[Entries from a dataset]
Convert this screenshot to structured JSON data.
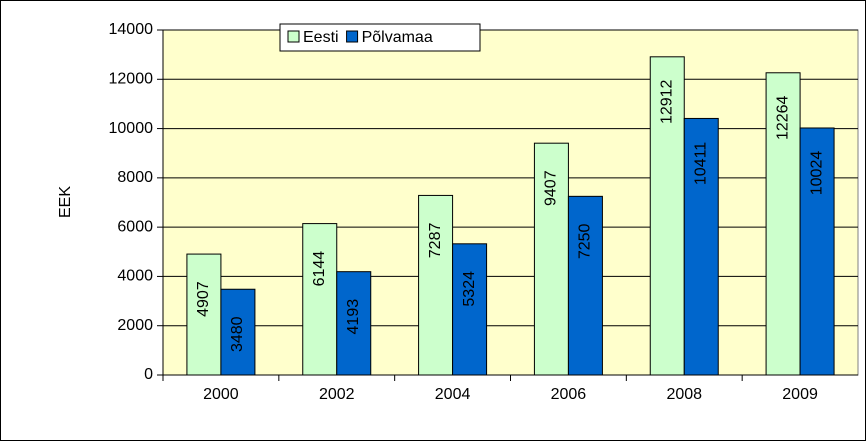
{
  "chart_data": {
    "type": "bar",
    "y_label": "EEK",
    "categories": [
      "2000",
      "2002",
      "2004",
      "2006",
      "2008",
      "2009"
    ],
    "series": [
      {
        "name": "Eesti",
        "color": "#ccffcc",
        "values": [
          4907,
          6144,
          7287,
          9407,
          12912,
          12264
        ]
      },
      {
        "name": "Põlvamaa",
        "color": "#0066cc",
        "values": [
          3480,
          4193,
          5324,
          7250,
          10411,
          10024
        ]
      }
    ],
    "ylim": [
      0,
      14000
    ],
    "yticks": [
      0,
      2000,
      4000,
      6000,
      8000,
      10000,
      12000,
      14000
    ],
    "grid": true,
    "plot_background": "#ffffcc",
    "legend": "top"
  }
}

Task objective | Every line above should be returned exactly; the pictures stay out.

Written response |
Convert this screenshot to structured JSON data.
{
  "chart_data": {
    "type": "bar",
    "y_label": "EEK",
    "categories": [
      "2000",
      "2002",
      "2004",
      "2006",
      "2008",
      "2009"
    ],
    "series": [
      {
        "name": "Eesti",
        "color": "#ccffcc",
        "values": [
          4907,
          6144,
          7287,
          9407,
          12912,
          12264
        ]
      },
      {
        "name": "Põlvamaa",
        "color": "#0066cc",
        "values": [
          3480,
          4193,
          5324,
          7250,
          10411,
          10024
        ]
      }
    ],
    "ylim": [
      0,
      14000
    ],
    "yticks": [
      0,
      2000,
      4000,
      6000,
      8000,
      10000,
      12000,
      14000
    ],
    "grid": true,
    "plot_background": "#ffffcc",
    "legend": "top"
  }
}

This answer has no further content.